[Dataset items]
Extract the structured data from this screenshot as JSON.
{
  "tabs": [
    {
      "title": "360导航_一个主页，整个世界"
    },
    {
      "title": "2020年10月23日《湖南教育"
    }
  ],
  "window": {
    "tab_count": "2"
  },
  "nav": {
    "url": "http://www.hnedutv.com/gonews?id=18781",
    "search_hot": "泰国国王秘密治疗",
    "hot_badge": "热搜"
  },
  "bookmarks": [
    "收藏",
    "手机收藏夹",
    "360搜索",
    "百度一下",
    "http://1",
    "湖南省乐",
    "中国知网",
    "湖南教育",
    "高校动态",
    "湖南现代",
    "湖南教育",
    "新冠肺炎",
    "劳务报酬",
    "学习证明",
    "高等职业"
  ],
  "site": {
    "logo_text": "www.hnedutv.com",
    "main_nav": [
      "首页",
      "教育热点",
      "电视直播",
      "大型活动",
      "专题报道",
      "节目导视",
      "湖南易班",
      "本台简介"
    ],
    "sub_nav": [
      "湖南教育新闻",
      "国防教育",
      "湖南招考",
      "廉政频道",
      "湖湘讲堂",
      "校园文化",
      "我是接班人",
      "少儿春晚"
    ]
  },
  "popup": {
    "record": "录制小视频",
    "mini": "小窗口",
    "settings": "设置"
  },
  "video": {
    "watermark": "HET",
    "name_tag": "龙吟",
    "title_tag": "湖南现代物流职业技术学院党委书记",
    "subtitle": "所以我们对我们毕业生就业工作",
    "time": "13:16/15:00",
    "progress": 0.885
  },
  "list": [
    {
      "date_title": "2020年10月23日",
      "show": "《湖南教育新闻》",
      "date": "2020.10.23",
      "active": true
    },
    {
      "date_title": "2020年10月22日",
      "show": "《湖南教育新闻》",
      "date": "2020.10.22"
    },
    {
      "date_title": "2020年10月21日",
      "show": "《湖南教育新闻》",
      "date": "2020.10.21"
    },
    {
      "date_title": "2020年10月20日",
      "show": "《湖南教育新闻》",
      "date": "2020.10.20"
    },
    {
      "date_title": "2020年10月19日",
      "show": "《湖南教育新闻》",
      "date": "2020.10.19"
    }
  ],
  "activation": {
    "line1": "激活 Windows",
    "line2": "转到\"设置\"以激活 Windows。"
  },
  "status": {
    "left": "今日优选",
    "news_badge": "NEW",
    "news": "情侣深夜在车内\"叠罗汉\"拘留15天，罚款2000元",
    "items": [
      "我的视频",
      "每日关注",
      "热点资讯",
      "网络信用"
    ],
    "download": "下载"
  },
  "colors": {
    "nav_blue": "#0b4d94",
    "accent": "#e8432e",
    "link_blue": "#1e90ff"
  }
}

**Given exercise:**
Look through the records and count each line that holds "http". Write only the total.

**Answer to the problem:**
2